Selected text:
A court has two options when presented with extrinsic documents: It may consider the extrinsic documents and convert the motion into one for summary judgment, or it may exclude the documents and decide the motion as a motion to dismiss. See Chambers v. Time Warner, Inc., 282 F.3d 147, 154 (2d Cir. 2002). If the court considers the extrinsic documents, the rule requiring conversion to a motion for summary judgment is "strictly enforced and mandatory." Global Network Commc'ns, Inc. v. City of New York, 458 F.3d 150, 155 (2d Cir. 2006) (quotations omitted). Before converting the motion, the court first must give the parties "a reasonable opportunity to present all the material that is pertinent to the motion." Fed. R. Civ. P. 12(d). This requirement "is governed by principles of substance rather than form." In re G. & A. Books, Inc., 770 F.2d 288, 295 (2d Cir. 1985). "The essential inquiry is whether the [parties] should reasonably have recognized the possibility that the motion might be converted into one for summary judgment or [were] taken by surprise and deprived of a reasonable opportunity to meet facts outside the pleadings." Id.
In this case, the Court would be justified in converting the motion because it is clear that both parties should have recognized this possibility.*fn5 Nevertheless, because defendant's conflicting statements*fn6 might invite subsequent litigation over whether the parties had notice, the Court declines to consider any extrinsic documents and convert the motion into one for summary judgment. Because the Court will proceed with the motion as a motion to dismiss, it must determine which of the parties' exhibits may properly be considered.

Rows:
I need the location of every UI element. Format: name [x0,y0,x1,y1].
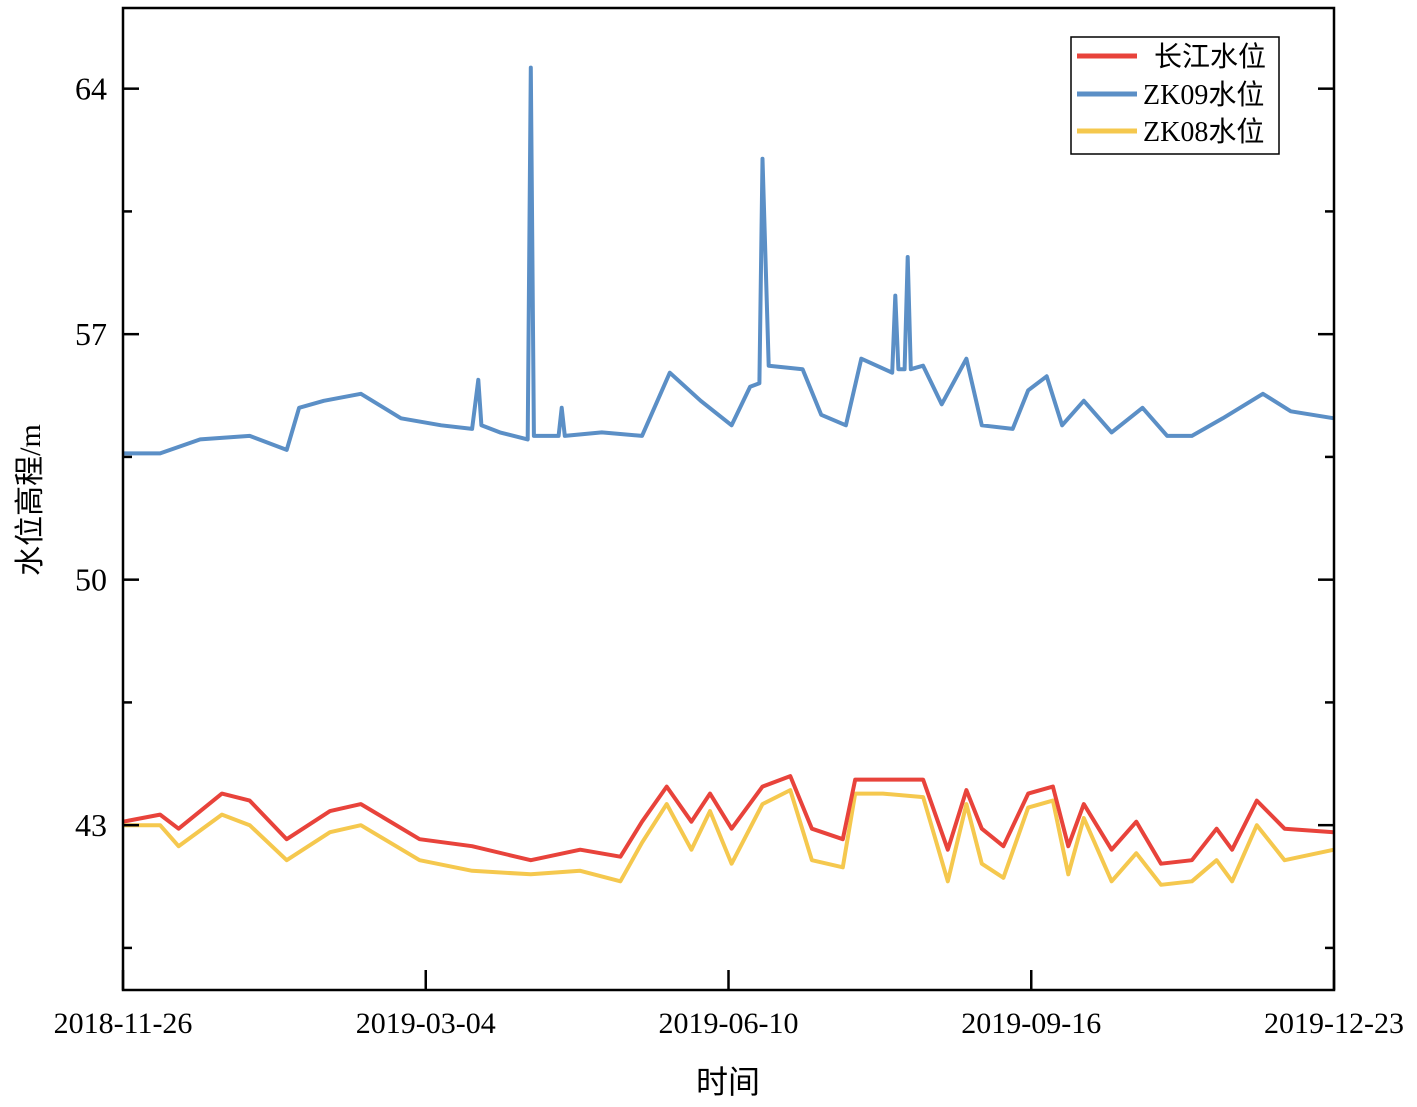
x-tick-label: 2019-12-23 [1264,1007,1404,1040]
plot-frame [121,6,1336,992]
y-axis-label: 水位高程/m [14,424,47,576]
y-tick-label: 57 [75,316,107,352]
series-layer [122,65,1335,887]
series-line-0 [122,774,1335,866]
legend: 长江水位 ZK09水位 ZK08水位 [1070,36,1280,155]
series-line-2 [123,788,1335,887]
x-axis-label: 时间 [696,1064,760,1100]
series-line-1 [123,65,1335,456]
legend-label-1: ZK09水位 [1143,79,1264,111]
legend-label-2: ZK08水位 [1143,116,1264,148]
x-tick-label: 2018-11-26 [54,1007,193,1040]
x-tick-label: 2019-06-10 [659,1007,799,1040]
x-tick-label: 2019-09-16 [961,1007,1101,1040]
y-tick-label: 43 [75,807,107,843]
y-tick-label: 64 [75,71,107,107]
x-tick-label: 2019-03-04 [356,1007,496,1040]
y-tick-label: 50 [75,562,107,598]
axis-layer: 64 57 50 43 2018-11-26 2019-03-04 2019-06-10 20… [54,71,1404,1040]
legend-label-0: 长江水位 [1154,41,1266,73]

Task instructions:
• a. From the passage on extrinsic documents above, repeat the text between "In this case, the" and "properly be considered.", inclusive.
• b. Condense the paragraph of the passage on extrinsic documents that begins "In this case, the Court would be justified" into a shorter version that keeps its main facts.
• c. In the passage on extrinsic documents, what two options does a court have when presented with extrinsic documents?

In response:
• a.
In this case, the Court would be justified in converting the motion because it is clear that both parties should have recognized this possibility.*fn5 Nevertheless, because defendant's conflicting statements*fn6 might invite subsequent litigation over whether the parties had notice, the Court declines to consider any extrinsic documents and convert the motion into one for summary judgment. Because the Court will proceed with the motion as a motion to dismiss, it must determine which of the parties' exhibits may properly be considered.

• b. The Court could justifiably convert the motion, since both parties should have recognized that possibility. However, because the defendant's conflicting statements might invite later litigation over whether the parties had notice, the Court declines to consider extrinsic documents or convert the motion into one for summary judgment. Because it is proceeding with a motion to dismiss, the Court must decide which exhibits it may properly consider.

• c. It may consider the documents and convert the motion into one for summary judgment, or it may exclude them and decide the motion as a motion to dismiss.